◆ **DATA FOR THIS EXERCISE**
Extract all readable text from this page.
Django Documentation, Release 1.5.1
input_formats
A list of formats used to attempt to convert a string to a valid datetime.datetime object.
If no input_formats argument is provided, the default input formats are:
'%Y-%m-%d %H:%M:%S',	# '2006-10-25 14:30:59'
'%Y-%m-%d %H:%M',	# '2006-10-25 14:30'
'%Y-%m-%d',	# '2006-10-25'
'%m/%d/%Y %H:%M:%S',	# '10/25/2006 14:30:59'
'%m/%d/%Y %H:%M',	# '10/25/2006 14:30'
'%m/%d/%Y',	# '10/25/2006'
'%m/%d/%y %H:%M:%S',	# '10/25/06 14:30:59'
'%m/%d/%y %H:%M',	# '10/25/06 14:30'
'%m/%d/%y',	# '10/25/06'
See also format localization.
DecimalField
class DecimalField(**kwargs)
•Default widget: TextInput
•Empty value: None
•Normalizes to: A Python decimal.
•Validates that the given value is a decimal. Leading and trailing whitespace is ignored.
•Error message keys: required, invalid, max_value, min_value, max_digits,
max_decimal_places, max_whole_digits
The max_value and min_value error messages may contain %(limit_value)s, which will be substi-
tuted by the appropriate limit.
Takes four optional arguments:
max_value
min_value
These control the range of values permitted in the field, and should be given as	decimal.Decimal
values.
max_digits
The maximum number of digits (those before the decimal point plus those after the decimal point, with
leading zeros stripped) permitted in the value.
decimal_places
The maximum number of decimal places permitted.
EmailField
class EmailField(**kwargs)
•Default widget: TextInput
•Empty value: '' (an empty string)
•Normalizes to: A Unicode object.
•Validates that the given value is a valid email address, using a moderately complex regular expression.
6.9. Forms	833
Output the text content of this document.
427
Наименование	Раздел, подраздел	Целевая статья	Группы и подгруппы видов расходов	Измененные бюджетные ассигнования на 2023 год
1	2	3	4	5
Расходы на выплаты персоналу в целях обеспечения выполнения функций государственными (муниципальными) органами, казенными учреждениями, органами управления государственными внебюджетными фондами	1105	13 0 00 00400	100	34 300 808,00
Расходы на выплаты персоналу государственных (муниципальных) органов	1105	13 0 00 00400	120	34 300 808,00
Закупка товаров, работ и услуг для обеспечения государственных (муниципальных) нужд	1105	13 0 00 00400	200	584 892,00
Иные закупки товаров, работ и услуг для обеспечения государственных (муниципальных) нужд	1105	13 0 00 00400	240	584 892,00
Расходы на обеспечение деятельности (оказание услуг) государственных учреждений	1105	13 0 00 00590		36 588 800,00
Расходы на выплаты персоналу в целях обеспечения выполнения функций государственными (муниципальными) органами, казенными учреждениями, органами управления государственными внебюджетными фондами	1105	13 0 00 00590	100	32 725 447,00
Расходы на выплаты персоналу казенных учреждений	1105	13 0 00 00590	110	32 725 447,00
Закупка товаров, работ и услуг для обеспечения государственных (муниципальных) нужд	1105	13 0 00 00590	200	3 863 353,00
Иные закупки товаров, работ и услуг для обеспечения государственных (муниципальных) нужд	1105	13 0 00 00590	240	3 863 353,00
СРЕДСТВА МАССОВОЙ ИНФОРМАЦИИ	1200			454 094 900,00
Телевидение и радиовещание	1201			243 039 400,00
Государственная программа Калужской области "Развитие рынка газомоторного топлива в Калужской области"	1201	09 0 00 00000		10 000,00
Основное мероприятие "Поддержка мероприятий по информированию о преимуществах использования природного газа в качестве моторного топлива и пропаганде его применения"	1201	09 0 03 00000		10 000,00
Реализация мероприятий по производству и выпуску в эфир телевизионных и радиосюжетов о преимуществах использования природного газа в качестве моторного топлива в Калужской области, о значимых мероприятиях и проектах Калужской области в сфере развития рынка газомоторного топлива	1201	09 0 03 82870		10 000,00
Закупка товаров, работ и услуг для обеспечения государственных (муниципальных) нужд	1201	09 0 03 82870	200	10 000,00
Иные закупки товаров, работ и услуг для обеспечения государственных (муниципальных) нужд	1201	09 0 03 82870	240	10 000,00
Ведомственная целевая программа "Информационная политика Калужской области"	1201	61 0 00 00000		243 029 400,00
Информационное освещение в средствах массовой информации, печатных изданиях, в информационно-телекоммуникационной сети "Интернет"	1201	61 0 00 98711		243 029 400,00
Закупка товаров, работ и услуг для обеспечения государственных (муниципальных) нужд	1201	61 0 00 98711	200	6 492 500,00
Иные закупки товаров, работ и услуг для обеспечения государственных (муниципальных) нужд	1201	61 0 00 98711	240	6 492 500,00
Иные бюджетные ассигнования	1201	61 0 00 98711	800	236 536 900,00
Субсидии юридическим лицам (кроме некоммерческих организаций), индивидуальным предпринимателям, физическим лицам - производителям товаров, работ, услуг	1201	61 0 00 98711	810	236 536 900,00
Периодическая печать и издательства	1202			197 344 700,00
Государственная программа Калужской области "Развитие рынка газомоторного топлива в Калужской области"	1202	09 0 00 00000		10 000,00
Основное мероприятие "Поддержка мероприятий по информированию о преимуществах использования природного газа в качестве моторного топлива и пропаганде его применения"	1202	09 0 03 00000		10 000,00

◆ **WHAT YOU WILL DO**
In the listing above, locate each line with "природного" and copy it.

◆ **FINISHED EXERCISE**
Основное мероприятие "Поддержка мероприятий по информированию о преимуществах использования природного газа в качестве моторного топлива и пропаганде его применения"	1201	09 0 03 00000		10 000,00
Реализация мероприятий по производству и выпуску в эфир телевизионных и радиосюжетов о преимуществах использования природного газа в качестве моторного топлива в Калужской области, о значимых мероприятиях и проектах Калужской области в сфере развития рынка газомоторного топлива	1201	09 0 03 82870		10 000,00
Основное мероприятие "Поддержка мероприятий по информированию о преимуществах использования природного газа в качестве моторного топлива и пропаганде его применения"	1202	09 0 03 00000		10 000,00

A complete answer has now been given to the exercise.